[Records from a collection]

** begin **

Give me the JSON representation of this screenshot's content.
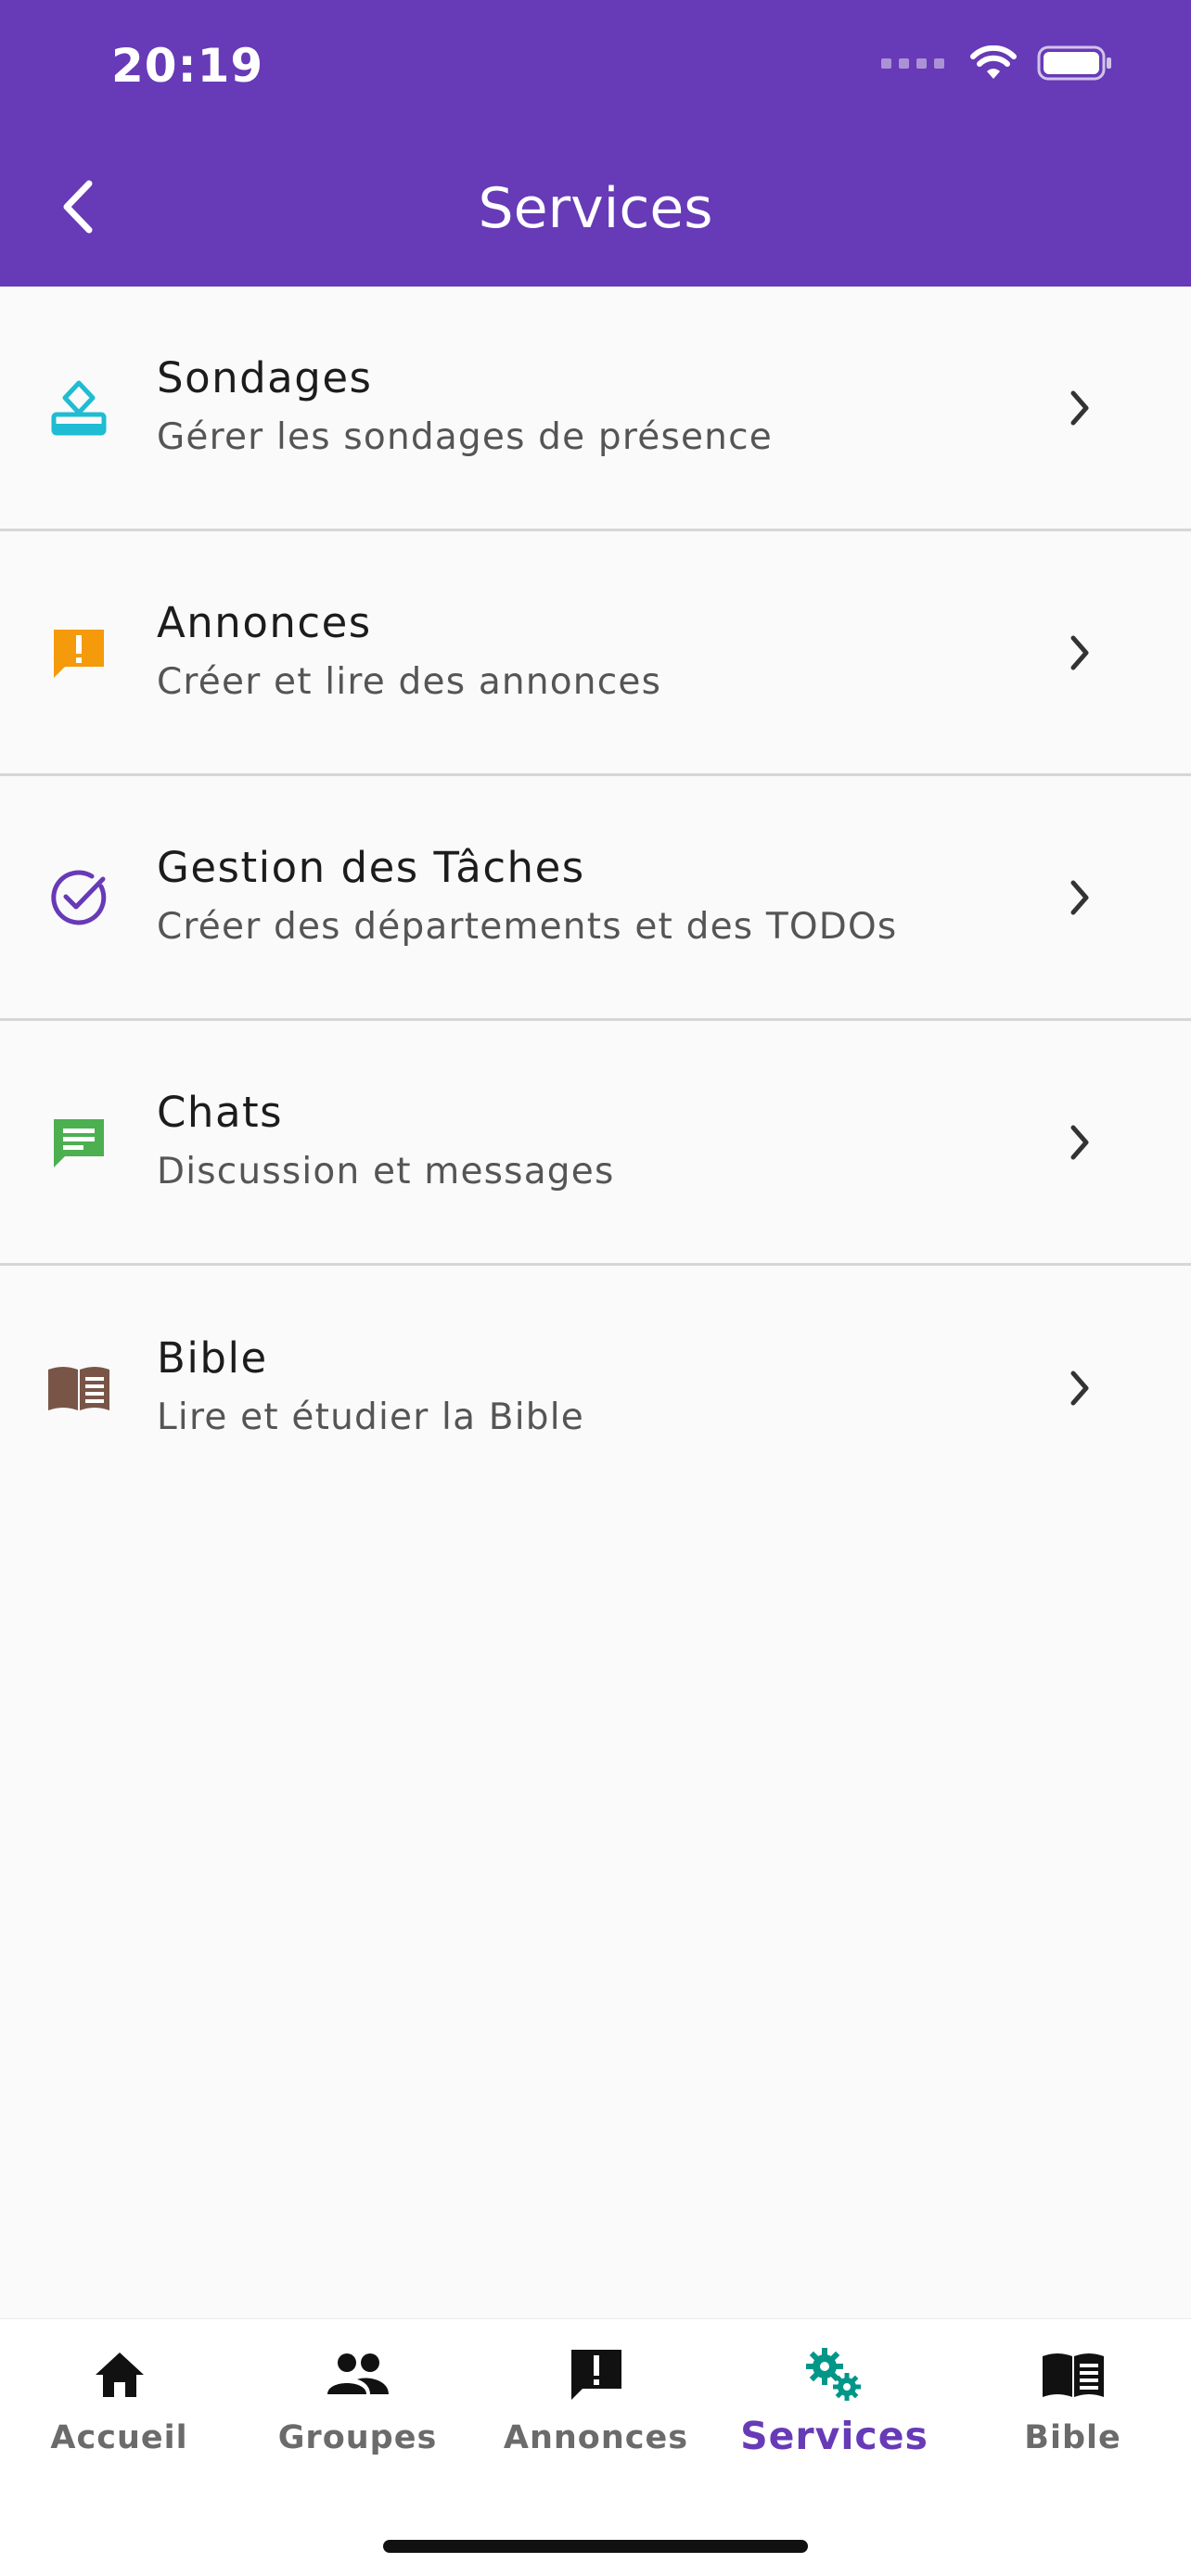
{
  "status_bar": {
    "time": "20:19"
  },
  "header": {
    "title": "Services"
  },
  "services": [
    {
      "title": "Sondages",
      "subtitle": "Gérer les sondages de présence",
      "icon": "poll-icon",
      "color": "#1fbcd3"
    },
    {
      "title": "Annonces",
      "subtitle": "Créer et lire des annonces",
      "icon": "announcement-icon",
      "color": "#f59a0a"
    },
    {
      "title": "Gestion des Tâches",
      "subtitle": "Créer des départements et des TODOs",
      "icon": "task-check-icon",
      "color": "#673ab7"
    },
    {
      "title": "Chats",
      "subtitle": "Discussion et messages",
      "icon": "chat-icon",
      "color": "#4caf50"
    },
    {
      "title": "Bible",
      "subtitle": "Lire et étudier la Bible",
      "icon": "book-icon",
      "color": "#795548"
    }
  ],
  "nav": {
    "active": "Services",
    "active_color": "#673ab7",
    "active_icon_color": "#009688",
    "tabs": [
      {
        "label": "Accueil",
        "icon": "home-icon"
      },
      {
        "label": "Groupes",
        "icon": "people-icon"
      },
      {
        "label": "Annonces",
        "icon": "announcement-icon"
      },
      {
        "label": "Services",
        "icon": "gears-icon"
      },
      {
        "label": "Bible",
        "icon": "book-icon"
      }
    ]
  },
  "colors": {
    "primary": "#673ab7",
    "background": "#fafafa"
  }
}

** end **
** begin **

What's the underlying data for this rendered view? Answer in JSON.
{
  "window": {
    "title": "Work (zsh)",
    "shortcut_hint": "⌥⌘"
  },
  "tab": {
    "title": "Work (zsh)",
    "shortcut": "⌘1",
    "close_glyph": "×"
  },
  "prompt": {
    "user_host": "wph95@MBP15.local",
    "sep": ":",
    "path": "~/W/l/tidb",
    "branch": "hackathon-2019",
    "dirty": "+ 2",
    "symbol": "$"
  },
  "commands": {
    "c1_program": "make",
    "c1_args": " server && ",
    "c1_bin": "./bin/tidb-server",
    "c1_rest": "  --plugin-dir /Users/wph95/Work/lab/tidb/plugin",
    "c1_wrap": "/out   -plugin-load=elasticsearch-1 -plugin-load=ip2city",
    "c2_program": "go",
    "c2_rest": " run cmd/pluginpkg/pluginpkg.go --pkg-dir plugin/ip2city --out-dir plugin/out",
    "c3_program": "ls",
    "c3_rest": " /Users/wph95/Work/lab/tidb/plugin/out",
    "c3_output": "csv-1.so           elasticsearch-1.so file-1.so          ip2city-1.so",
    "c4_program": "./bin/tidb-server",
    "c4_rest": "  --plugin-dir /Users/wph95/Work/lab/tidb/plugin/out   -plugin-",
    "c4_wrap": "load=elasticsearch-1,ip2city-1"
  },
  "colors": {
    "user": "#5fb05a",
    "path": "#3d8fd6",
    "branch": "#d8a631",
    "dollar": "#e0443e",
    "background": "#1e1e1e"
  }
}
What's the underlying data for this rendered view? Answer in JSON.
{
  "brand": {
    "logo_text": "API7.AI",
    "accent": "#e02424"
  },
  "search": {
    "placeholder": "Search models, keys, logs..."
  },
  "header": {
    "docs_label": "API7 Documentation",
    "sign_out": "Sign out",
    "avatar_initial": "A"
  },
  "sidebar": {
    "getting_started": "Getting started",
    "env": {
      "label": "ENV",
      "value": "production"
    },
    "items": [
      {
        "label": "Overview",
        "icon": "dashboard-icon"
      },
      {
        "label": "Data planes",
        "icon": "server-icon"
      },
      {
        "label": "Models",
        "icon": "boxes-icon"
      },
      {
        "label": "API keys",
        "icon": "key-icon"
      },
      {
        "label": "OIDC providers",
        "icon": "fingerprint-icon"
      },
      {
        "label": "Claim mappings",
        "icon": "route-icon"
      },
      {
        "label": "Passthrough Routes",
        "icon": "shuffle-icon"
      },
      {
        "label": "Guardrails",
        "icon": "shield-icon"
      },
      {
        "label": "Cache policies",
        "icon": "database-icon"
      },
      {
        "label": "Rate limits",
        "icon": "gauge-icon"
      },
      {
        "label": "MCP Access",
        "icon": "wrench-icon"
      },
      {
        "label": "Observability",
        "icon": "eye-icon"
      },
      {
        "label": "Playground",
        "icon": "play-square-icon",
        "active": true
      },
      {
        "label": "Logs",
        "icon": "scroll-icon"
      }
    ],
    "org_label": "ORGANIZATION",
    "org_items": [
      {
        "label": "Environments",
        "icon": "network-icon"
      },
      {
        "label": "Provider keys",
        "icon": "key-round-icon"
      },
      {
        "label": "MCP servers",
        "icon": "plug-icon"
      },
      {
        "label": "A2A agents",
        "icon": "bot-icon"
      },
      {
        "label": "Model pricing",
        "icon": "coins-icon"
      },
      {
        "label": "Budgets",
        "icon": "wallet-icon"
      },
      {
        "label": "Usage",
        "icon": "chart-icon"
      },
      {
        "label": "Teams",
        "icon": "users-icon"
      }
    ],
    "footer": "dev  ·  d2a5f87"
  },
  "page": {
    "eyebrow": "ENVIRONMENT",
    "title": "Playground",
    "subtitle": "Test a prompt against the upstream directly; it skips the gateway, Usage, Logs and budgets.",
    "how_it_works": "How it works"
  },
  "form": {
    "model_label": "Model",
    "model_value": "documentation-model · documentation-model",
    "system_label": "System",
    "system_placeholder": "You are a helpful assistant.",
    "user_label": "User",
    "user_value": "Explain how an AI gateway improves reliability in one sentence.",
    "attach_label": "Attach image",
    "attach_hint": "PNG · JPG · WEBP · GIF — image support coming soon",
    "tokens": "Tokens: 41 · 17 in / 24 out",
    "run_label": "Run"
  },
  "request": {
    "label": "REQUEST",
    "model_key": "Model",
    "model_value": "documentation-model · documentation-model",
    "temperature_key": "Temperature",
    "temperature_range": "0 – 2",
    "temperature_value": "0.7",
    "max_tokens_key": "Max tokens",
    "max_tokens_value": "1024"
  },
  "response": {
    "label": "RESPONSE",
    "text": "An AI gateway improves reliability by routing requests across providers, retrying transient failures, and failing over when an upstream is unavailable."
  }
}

** end **

What is needed >>
Only the number is wanted: how many lines of the material contain the word "background"?

Reply >>
2